## STORED RECORDS

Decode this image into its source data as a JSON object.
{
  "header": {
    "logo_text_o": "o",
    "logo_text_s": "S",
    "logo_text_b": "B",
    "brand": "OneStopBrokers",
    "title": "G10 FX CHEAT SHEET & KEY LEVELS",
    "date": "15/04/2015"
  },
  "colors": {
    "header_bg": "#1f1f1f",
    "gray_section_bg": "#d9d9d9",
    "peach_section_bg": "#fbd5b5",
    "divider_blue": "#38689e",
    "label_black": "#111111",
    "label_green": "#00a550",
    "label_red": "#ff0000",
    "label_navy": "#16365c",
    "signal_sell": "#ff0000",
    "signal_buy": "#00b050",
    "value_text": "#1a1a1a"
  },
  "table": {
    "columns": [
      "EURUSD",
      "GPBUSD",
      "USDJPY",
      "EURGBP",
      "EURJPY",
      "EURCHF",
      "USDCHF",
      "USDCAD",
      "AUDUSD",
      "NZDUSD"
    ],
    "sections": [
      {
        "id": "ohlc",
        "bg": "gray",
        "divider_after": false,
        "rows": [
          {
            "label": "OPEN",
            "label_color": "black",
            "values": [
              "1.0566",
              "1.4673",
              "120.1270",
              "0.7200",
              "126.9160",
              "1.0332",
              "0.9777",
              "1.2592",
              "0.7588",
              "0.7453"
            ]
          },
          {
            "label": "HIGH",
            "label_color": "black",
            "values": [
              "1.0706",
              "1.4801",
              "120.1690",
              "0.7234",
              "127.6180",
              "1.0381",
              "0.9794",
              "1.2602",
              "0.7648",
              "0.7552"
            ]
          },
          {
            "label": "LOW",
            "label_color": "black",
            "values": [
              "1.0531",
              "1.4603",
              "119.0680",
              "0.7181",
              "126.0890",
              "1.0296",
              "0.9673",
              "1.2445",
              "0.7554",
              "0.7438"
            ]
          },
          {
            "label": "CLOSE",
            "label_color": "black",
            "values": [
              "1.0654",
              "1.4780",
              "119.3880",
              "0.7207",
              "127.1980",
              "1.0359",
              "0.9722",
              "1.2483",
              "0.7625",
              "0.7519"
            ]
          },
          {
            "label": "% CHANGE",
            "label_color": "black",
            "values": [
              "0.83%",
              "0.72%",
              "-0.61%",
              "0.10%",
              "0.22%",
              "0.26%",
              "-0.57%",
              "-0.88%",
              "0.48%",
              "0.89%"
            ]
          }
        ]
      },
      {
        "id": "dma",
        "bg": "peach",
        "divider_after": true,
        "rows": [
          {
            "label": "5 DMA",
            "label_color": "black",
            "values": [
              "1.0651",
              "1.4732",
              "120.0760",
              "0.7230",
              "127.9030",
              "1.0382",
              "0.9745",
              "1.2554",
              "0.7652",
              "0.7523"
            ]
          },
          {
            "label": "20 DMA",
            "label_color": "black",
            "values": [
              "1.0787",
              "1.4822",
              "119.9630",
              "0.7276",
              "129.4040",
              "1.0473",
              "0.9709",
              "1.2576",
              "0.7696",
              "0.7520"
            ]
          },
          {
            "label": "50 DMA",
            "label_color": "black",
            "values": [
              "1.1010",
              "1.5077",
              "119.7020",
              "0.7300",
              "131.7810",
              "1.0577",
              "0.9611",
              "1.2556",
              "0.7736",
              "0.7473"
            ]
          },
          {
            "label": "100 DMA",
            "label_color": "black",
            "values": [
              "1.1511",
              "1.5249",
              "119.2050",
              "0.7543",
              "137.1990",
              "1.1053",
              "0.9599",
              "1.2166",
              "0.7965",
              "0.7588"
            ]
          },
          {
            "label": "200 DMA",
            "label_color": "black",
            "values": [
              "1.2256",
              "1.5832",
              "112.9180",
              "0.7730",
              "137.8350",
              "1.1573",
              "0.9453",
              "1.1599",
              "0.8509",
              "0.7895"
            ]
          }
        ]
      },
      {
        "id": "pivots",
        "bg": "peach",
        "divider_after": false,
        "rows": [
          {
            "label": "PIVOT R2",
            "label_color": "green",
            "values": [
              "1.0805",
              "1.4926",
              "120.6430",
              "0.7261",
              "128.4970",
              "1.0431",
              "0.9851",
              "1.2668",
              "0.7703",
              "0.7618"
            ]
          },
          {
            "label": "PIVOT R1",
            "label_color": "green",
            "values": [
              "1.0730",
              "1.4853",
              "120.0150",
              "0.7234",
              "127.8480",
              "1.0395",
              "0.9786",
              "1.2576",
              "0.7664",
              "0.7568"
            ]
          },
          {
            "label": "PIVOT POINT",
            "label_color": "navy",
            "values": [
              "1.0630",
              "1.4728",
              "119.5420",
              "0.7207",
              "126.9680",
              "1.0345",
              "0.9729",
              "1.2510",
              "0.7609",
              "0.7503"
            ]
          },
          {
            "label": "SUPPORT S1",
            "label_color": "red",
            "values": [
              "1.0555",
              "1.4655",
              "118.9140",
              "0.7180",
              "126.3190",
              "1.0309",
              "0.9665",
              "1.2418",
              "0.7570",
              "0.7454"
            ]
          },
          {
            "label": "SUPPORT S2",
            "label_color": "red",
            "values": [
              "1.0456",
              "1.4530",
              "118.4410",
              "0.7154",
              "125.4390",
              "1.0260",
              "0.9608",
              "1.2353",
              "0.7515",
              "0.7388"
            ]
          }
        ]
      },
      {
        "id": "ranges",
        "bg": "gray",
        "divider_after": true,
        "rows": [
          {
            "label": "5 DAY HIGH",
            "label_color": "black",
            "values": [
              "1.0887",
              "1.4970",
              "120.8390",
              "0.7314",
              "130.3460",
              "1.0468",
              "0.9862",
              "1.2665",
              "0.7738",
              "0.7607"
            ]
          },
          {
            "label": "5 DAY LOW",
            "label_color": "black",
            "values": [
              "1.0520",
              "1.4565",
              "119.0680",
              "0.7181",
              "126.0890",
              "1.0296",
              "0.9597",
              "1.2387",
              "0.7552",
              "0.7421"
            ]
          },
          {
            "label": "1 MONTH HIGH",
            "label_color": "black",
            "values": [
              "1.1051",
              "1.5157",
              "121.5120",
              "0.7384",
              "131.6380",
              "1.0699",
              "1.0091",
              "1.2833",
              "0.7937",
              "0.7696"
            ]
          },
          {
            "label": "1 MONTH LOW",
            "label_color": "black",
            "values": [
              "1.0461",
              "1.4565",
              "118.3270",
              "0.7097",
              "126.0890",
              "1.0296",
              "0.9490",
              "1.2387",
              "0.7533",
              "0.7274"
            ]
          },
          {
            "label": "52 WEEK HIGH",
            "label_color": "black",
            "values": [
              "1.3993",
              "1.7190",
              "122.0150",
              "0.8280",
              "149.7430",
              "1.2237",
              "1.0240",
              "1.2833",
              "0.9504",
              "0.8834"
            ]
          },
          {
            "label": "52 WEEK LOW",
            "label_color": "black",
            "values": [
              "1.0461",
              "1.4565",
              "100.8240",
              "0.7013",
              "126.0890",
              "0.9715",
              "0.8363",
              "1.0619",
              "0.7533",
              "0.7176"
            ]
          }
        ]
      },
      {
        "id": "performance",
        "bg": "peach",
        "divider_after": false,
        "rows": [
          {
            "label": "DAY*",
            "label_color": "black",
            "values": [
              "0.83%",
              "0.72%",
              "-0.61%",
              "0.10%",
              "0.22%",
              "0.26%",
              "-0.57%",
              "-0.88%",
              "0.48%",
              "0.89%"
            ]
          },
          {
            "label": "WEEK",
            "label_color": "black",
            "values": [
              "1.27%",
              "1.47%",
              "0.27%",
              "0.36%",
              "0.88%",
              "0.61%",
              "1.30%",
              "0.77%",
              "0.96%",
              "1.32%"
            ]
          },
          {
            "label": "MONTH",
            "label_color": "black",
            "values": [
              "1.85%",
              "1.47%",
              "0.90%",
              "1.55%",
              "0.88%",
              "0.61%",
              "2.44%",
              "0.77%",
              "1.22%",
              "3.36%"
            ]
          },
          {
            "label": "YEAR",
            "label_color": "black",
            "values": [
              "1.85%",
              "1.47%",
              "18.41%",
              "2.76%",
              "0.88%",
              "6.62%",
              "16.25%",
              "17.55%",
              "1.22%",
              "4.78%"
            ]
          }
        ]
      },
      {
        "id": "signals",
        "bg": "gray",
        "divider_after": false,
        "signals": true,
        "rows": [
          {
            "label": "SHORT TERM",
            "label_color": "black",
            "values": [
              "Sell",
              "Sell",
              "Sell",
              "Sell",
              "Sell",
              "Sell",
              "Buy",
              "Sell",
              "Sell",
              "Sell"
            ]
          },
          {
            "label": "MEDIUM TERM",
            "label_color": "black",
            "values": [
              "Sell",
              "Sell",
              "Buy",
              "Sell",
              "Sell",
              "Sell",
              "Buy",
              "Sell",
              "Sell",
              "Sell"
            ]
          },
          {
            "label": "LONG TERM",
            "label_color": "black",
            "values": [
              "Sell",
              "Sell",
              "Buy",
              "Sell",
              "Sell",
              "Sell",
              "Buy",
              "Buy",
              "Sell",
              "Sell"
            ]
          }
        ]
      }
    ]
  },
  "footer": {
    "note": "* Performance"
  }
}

## WHAT IS NEEDED
Gather every line containing the word "HIGH" and copy it.

## WRITTEN REPLY
            "label": "HIGH",
            "label": "5 DAY HIGH",
            "label": "1 MONTH HIGH",
            "label": "52 WEEK HIGH",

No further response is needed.